→ **GIVEN EXERCISE A**: According to the external format page, what format does the Attribute Metadata File follow?

→ **GIVEN PASSAGE**:

Process External Format

Convertible data and their corresponding external format

The convertible data and their corresponding external format are shown in the table below:

Convertible Data

External Format

SPD (SAMPO Process Description)

Same as SPD input file format. See the SPD File Specification.

SRC (SAMPO Run Configuration)

Same as SRC input file format. See the SRC File Specification.

ASD (Attributes Schema Description)

Same as ASD input file format. See the ASD File Specification. The attributes in the ASD are component-specific. See component specification.

Attribute metadata

See Attribute Metadata File Specification

Selected attributes

See Selected Attributes File Specification

Model

A component-specific format. See each component specification.

Component output data

Same as SAMPO CSV input file format. See the SAMPO CSV File Specification. The attributes in the output data are component-specific. See component specification.

Prediction result evaluation

A component-specific format. See component specification.

Attribute Metadata File Format

  • Attribute Metadata File describes the metadata of attributes and the derivation relations in a process.

  • Attribute matadata is represented by DAG (Directed Acyclic Graph) structure, consisted of nodes and links.
    • Nodes section represents the information of each attribute.

    • Links section represents derivation relationships of attributes.

  • The file follows the JSON format.

→ **MATERIAL TO PROCESS**:

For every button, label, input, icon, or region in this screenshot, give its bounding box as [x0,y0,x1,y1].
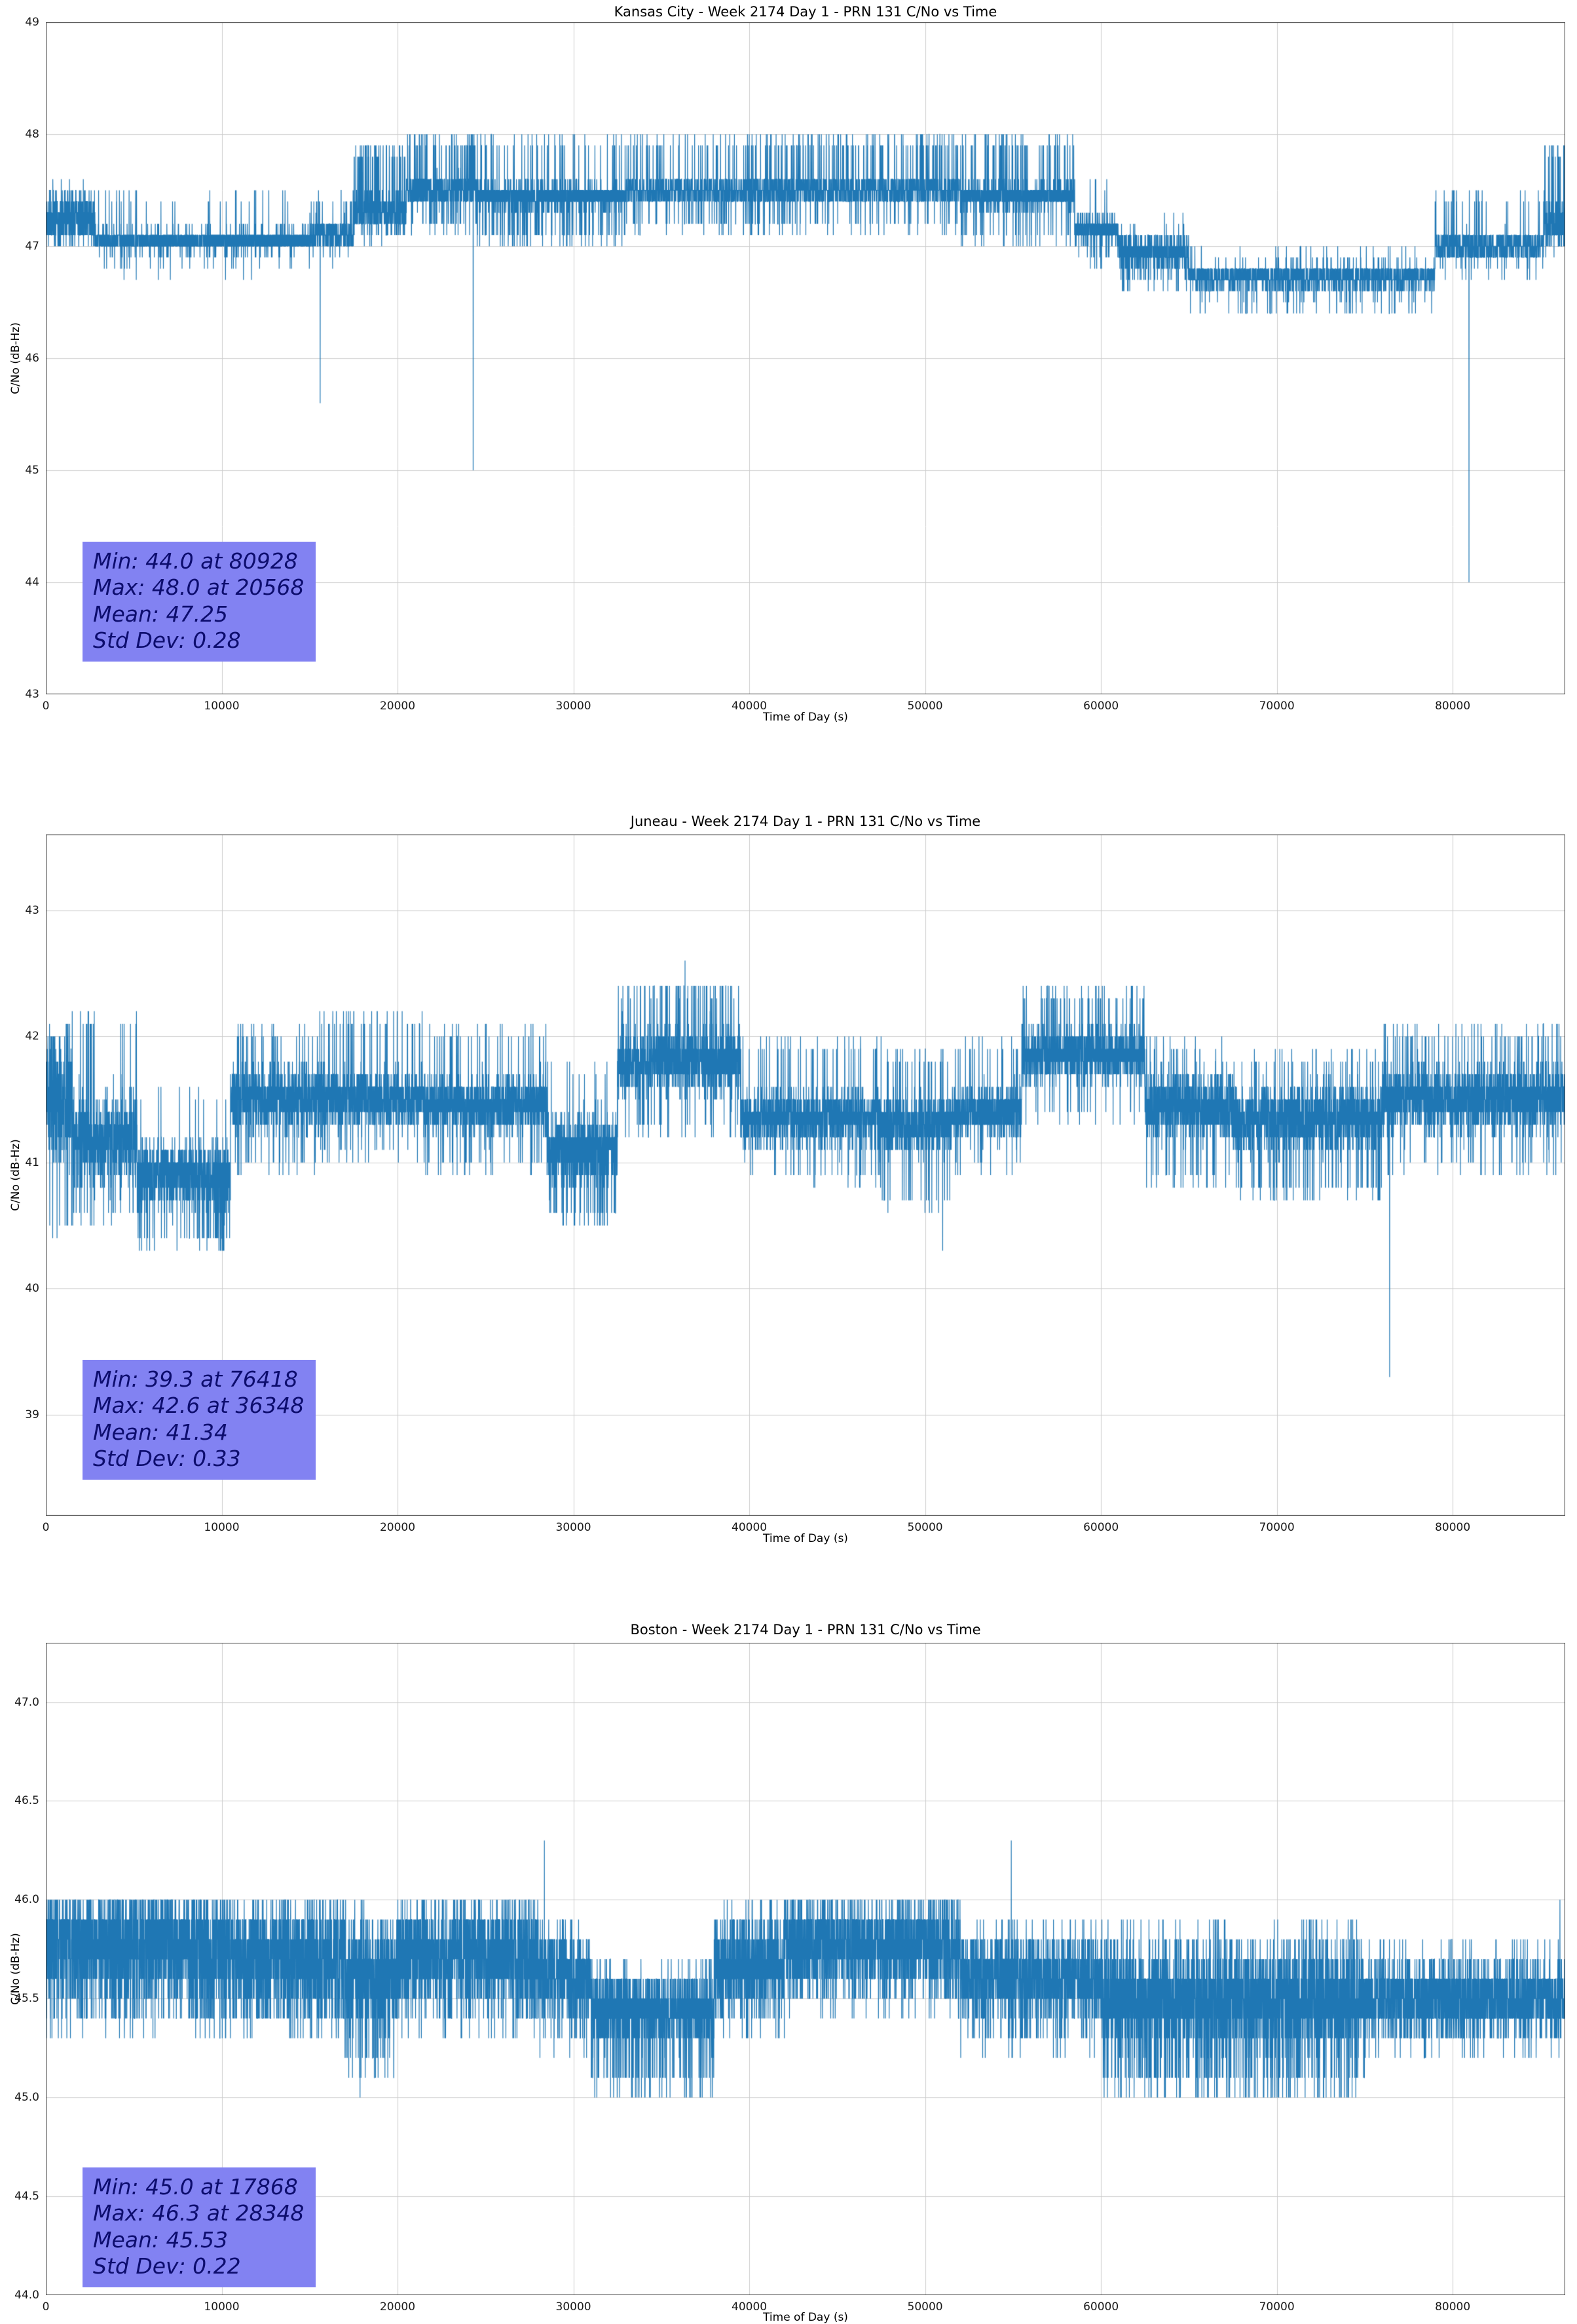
y-tick-label: 40 [25,1282,39,1296]
y-tick-label: 47 [25,240,39,253]
chart-title: Kansas City - Week 2174 Day 1 - PRN 131 … [614,4,997,20]
x-tick-label: 0 [42,2300,50,2314]
x-axis-label: Time of Day (s) [763,711,848,724]
x-tick-label: 50000 [907,1521,943,1534]
y-tick-label: 41 [25,1155,39,1169]
x-tick-label: 60000 [1083,1521,1119,1534]
stats-stddev: Std Dev: 0.28 [93,627,241,653]
y-axis-label: C/No (dB-Hz) [9,322,22,394]
x-tick-label: 40000 [732,1521,768,1534]
x-tick-label: 70000 [1259,2300,1295,2314]
x-tick-label: 40000 [732,2300,768,2314]
stats-mean: Mean: 45.53 [93,2226,228,2253]
x-tick-label: 20000 [379,2300,416,2314]
y-tick-label: 42 [25,1030,39,1043]
x-tick-label: 10000 [204,2300,240,2314]
x-tick-label: 50000 [907,2300,943,2314]
x-axis-label: Time of Day (s) [763,1532,848,1545]
x-tick-label: 0 [42,700,50,713]
y-tick-label: 45.5 [14,1992,39,2006]
y-tick-label: 43 [25,903,39,917]
stats-box: Min: 45.0 at 17868 Max: 46.3 at 28348 Me… [83,2167,316,2287]
x-tick-label: 50000 [907,700,943,713]
stats-stddev: Std Dev: 0.33 [93,1445,241,1471]
x-tick-label: 40000 [732,700,768,713]
y-tick-label: 39 [25,1408,39,1421]
stats-mean: Mean: 41.34 [93,1419,228,1445]
y-tick-label: 44 [25,576,39,589]
stats-min: Min: 39.3 at 76418 [93,1366,298,1392]
x-tick-label: 60000 [1083,700,1119,713]
y-tick-label: 45.0 [14,2091,39,2105]
y-tick-label: 47.0 [14,1695,39,1709]
plot-area: Min: 44.0 at 80928 Max: 48.0 at 20568 Me… [25,16,1565,713]
y-tick-label: 46 [25,352,39,365]
x-tick-label: 80000 [1435,700,1471,713]
x-tick-label: 80000 [1435,1521,1471,1534]
y-tick-label: 43 [25,688,39,701]
stats-min: Min: 44.0 at 80928 [93,548,298,574]
y-tick-label: 46.0 [14,1893,39,1907]
x-tick-label: 30000 [555,1521,591,1534]
x-tick-label: 60000 [1083,2300,1119,2314]
chart-title: Juneau - Week 2174 Day 1 - PRN 131 C/No … [630,814,981,829]
stats-box: Min: 44.0 at 80928 Max: 48.0 at 20568 Me… [83,542,316,662]
x-tick-label: 20000 [379,700,416,713]
y-tick-label: 48 [25,128,39,141]
x-tick-label: 10000 [204,700,240,713]
stats-box: Min: 39.3 at 76418 Max: 42.6 at 36348 Me… [83,1360,316,1480]
x-tick-label: 30000 [555,2300,591,2314]
stats-max: Max: 42.6 at 36348 [93,1393,305,1419]
x-tick-label: 10000 [204,1521,240,1534]
y-axis-label: C/No (dB-Hz) [9,1139,22,1211]
stats-max: Max: 48.0 at 20568 [93,574,305,601]
y-tick-label: 49 [25,16,39,29]
y-tick-label: 44.0 [14,2289,39,2302]
y-tick-label: 44.5 [14,2190,39,2203]
y-tick-label: 45 [25,464,39,477]
stats-mean: Mean: 47.25 [93,601,228,627]
y-tick-label: 46.5 [14,1794,39,1808]
plot-area: Min: 39.3 at 76418 Max: 42.6 at 36348 Me… [25,834,1565,1534]
x-tick-label: 80000 [1435,2300,1471,2314]
x-tick-label: 70000 [1259,700,1295,713]
chart-title: Boston - Week 2174 Day 1 - PRN 131 C/No … [630,1622,981,1638]
stats-max: Max: 46.3 at 28348 [93,2200,305,2226]
stats-stddev: Std Dev: 0.22 [93,2253,241,2279]
x-tick-label: 70000 [1259,1521,1295,1534]
x-tick-label: 30000 [555,700,591,713]
x-tick-label: 0 [42,1521,50,1534]
x-tick-label: 20000 [379,1521,416,1534]
x-axis-label: Time of Day (s) [763,2311,848,2324]
stats-min: Min: 45.0 at 17868 [93,2174,298,2200]
plot-area: Min: 45.0 at 17868 Max: 46.3 at 28348 Me… [14,1643,1565,2314]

→ **GIVEN EXERCISE B**: Copy out the records verbatim, starting with the line that contains "y-tick-label: 40 [25,1282,39,1296]" and going on through the line that contains "stats-stddev: Std Dev: 0.28 [93,627,241,653]".

→ **FULL OUTPUT A**: The JSON format.

→ **FULL OUTPUT B**:
y-tick-label: 40 [25,1282,39,1296]
y-tick-label: 47 [25,240,39,253]
chart-title: Kansas City - Week 2174 Day 1 - PRN 131 … [614,4,997,20]
x-tick-label: 0 [42,2300,50,2314]
x-axis-label: Time of Day (s) [763,711,848,724]
x-tick-label: 50000 [907,1521,943,1534]
y-tick-label: 41 [25,1155,39,1169]
x-tick-label: 60000 [1083,1521,1119,1534]
stats-stddev: Std Dev: 0.28 [93,627,241,653]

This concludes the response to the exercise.